§ Required task: Write out the whole of the material exactly.

§ Data for this exercise:
========
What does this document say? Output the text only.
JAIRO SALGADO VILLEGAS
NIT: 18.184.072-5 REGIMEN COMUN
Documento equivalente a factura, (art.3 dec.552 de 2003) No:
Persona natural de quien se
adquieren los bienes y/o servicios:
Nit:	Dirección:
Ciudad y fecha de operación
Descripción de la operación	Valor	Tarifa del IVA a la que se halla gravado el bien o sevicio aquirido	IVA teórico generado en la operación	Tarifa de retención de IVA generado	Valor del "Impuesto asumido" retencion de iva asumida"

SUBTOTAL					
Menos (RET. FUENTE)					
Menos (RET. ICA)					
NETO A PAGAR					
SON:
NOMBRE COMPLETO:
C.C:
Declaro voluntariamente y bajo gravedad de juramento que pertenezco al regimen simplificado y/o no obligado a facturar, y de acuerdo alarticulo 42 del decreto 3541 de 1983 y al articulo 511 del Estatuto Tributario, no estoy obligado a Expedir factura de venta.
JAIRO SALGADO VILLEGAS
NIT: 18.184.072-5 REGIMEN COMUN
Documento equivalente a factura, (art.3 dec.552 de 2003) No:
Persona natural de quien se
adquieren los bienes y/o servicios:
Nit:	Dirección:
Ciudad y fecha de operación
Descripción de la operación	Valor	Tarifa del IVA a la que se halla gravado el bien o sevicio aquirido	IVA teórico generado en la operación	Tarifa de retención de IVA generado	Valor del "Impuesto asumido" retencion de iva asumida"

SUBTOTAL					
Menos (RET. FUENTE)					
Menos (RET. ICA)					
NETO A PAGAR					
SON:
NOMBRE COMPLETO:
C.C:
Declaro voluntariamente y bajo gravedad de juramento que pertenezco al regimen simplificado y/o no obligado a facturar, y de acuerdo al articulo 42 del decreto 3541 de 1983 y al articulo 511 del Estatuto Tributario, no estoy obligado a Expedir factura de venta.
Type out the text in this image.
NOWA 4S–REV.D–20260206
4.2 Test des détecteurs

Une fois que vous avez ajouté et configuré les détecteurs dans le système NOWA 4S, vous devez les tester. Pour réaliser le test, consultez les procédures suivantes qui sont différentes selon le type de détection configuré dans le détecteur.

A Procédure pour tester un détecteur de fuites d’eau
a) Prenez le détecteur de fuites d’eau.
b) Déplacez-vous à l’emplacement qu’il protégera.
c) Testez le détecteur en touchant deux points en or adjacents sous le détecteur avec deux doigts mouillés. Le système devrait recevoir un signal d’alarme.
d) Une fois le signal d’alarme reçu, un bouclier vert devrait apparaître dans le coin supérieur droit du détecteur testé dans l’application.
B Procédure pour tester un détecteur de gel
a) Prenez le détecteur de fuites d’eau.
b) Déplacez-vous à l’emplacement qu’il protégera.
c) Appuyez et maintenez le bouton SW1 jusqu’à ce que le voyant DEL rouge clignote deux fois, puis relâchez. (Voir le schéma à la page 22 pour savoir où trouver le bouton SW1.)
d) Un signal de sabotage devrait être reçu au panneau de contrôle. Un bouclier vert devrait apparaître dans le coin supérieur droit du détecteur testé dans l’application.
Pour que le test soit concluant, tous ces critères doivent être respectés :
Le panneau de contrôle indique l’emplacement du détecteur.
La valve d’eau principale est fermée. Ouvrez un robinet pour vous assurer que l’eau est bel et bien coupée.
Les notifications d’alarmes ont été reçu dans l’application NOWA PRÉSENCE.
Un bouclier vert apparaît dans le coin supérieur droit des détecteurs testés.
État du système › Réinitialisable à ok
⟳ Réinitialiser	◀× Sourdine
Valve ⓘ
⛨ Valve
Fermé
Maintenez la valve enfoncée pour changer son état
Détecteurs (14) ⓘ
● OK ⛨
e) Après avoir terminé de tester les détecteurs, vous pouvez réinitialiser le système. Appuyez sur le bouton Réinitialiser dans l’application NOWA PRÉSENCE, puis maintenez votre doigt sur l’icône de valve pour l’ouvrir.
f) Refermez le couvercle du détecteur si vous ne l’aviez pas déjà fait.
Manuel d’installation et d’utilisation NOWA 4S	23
========
§ Final result:
What does this document say? Output the text only.
JAIRO SALGADO VILLEGAS
NIT: 18.184.072-5 REGIMEN COMUN
Documento equivalente a factura, (art.3 dec.552 de 2003) No:
Persona natural de quien se
adquieren los bienes y/o servicios:
Nit:	Dirección:
Ciudad y fecha de operación
Descripción de la operación	Valor	Tarifa del IVA a la que se halla gravado el bien o sevicio aquirido	IVA teórico generado en la operación	Tarifa de retención de IVA generado	Valor del "Impuesto asumido" retencion de iva asumida"

SUBTOTAL					
Menos (RET. FUENTE)					
Menos (RET. ICA)					
NETO A PAGAR					
SON:
NOMBRE COMPLETO:
C.C:
Declaro voluntariamente y bajo gravedad de juramento que pertenezco al regimen simplificado y/o no obligado a facturar, y de acuerdo alarticulo 42 del decreto 3541 de 1983 y al articulo 511 del Estatuto Tributario, no estoy obligado a Expedir factura de venta.
JAIRO SALGADO VILLEGAS
NIT: 18.184.072-5 REGIMEN COMUN
Documento equivalente a factura, (art.3 dec.552 de 2003) No:
Persona natural de quien se
adquieren los bienes y/o servicios:
Nit:	Dirección:
Ciudad y fecha de operación
Descripción de la operación	Valor	Tarifa del IVA a la que se halla gravado el bien o sevicio aquirido	IVA teórico generado en la operación	Tarifa de retención de IVA generado	Valor del "Impuesto asumido" retencion de iva asumida"

SUBTOTAL					
Menos (RET. FUENTE)					
Menos (RET. ICA)					
NETO A PAGAR					
SON:
NOMBRE COMPLETO:
C.C:
Declaro voluntariamente y bajo gravedad de juramento que pertenezco al regimen simplificado y/o no obligado a facturar, y de acuerdo al articulo 42 del decreto 3541 de 1983 y al articulo 511 del Estatuto Tributario, no estoy obligado a Expedir factura de venta.
Type out the text in this image.
NOWA 4S–REV.D–20260206
4.2 Test des détecteurs

Une fois que vous avez ajouté et configuré les détecteurs dans le système NOWA 4S, vous devez les tester. Pour réaliser le test, consultez les procédures suivantes qui sont différentes selon le type de détection configuré dans le détecteur.

A Procédure pour tester un détecteur de fuites d’eau
a) Prenez le détecteur de fuites d’eau.
b) Déplacez-vous à l’emplacement qu’il protégera.
c) Testez le détecteur en touchant deux points en or adjacents sous le détecteur avec deux doigts mouillés. Le système devrait recevoir un signal d’alarme.
d) Une fois le signal d’alarme reçu, un bouclier vert devrait apparaître dans le coin supérieur droit du détecteur testé dans l’application.
B Procédure pour tester un détecteur de gel
a) Prenez le détecteur de fuites d’eau.
b) Déplacez-vous à l’emplacement qu’il protégera.
c) Appuyez et maintenez le bouton SW1 jusqu’à ce que le voyant DEL rouge clignote deux fois, puis relâchez. (Voir le schéma à la page 22 pour savoir où trouver le bouton SW1.)
d) Un signal de sabotage devrait être reçu au panneau de contrôle. Un bouclier vert devrait apparaître dans le coin supérieur droit du détecteur testé dans l’application.
Pour que le test soit concluant, tous ces critères doivent être respectés :
Le panneau de contrôle indique l’emplacement du détecteur.
La valve d’eau principale est fermée. Ouvrez un robinet pour vous assurer que l’eau est bel et bien coupée.
Les notifications d’alarmes ont été reçu dans l’application NOWA PRÉSENCE.
Un bouclier vert apparaît dans le coin supérieur droit des détecteurs testés.
État du système › Réinitialisable à ok
⟳ Réinitialiser	◀× Sourdine
Valve ⓘ
⛨ Valve
Fermé
Maintenez la valve enfoncée pour changer son état
Détecteurs (14) ⓘ
● OK ⛨
e) Après avoir terminé de tester les détecteurs, vous pouvez réinitialiser le système. Appuyez sur le bouton Réinitialiser dans l’application NOWA PRÉSENCE, puis maintenez votre doigt sur l’icône de valve pour l’ouvrir.
f) Refermez le couvercle du détecteur si vous ne l’aviez pas déjà fait.
Manuel d’installation et d’utilisation NOWA 4S	23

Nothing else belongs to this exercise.